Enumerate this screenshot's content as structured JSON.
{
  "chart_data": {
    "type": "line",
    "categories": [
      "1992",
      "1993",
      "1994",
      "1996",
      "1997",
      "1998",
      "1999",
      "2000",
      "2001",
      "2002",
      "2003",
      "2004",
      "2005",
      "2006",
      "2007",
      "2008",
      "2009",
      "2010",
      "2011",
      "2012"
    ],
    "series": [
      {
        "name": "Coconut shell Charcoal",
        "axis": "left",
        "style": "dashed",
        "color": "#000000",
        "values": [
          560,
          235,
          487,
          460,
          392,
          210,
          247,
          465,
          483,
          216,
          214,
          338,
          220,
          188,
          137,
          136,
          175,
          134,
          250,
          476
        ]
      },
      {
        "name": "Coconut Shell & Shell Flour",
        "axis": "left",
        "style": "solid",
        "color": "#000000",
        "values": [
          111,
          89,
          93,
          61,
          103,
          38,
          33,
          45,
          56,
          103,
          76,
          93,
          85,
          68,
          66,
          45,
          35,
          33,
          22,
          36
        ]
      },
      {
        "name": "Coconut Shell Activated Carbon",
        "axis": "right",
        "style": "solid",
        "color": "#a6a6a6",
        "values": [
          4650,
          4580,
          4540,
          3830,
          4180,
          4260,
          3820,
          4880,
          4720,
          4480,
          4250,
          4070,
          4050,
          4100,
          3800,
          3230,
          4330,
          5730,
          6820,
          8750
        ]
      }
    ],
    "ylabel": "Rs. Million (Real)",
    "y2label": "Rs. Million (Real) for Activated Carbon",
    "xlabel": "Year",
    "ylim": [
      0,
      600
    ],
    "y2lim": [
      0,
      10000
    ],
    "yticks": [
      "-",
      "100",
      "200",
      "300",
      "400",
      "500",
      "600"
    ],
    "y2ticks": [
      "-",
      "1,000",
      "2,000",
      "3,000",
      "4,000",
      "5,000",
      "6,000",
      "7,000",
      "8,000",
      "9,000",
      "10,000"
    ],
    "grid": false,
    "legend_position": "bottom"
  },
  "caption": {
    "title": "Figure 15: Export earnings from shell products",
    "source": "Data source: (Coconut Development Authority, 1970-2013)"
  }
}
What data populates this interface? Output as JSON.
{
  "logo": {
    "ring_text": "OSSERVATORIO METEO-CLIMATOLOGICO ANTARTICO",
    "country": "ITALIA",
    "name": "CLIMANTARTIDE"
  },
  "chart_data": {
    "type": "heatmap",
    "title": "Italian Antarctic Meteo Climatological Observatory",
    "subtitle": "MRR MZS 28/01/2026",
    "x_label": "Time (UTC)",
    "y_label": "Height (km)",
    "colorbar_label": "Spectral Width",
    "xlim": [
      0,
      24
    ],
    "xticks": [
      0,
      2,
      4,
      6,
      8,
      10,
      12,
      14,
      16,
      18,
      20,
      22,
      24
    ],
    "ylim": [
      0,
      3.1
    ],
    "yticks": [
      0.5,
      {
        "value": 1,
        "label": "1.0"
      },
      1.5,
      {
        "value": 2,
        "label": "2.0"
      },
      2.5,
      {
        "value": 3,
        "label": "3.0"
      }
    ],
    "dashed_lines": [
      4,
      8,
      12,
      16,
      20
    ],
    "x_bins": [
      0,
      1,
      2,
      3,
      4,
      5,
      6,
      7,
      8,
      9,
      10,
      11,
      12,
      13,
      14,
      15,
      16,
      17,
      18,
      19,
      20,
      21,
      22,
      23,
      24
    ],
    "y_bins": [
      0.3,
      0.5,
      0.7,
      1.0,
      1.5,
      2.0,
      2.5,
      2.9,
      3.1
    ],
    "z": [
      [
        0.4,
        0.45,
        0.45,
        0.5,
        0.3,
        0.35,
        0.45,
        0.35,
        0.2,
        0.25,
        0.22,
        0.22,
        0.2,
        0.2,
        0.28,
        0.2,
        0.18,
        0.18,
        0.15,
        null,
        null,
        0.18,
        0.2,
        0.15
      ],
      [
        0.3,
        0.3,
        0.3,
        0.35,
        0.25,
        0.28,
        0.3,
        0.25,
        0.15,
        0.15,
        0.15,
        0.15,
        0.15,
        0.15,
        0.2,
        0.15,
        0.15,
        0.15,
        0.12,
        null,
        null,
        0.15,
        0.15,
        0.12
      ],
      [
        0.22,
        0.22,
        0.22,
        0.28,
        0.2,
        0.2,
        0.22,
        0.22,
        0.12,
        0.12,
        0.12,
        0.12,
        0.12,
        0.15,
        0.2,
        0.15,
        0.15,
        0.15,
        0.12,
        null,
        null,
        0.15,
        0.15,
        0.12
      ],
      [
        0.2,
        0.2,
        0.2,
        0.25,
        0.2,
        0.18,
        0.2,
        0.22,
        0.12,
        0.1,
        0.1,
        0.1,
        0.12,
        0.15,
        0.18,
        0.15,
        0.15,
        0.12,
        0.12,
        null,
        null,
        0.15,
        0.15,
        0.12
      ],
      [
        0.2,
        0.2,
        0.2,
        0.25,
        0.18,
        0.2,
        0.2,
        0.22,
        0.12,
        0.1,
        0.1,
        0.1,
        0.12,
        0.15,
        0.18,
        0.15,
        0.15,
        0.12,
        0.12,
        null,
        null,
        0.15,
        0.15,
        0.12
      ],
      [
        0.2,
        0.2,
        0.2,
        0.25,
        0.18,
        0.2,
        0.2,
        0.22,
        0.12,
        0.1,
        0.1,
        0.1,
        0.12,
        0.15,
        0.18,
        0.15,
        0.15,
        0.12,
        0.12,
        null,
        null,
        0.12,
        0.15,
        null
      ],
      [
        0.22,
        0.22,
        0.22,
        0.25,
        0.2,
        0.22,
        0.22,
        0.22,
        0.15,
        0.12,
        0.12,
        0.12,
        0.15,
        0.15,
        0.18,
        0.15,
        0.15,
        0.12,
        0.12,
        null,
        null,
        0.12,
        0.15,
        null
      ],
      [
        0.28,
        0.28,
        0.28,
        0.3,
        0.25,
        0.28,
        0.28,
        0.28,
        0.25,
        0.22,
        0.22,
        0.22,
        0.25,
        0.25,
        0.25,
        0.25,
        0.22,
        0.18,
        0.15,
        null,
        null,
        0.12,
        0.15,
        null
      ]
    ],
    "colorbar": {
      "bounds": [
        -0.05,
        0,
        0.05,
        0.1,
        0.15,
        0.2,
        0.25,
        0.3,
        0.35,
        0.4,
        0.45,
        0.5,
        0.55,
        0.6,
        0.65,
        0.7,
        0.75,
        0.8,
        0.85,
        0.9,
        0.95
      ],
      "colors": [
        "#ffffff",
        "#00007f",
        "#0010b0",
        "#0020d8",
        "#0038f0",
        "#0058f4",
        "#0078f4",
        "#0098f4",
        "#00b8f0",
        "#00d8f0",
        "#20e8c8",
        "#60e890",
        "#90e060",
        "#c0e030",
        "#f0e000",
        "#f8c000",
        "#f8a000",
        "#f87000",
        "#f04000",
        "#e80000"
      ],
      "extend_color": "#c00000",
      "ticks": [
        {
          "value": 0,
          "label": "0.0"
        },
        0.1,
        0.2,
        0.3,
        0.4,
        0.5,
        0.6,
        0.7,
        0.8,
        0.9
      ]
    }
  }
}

— Set task —
Search the data for "Real". Copy every line that has it.

— Answer —
    "ylabel": "Rs. Million (Real)",
    "y2label": "Rs. Million (Real) for Activated Carbon",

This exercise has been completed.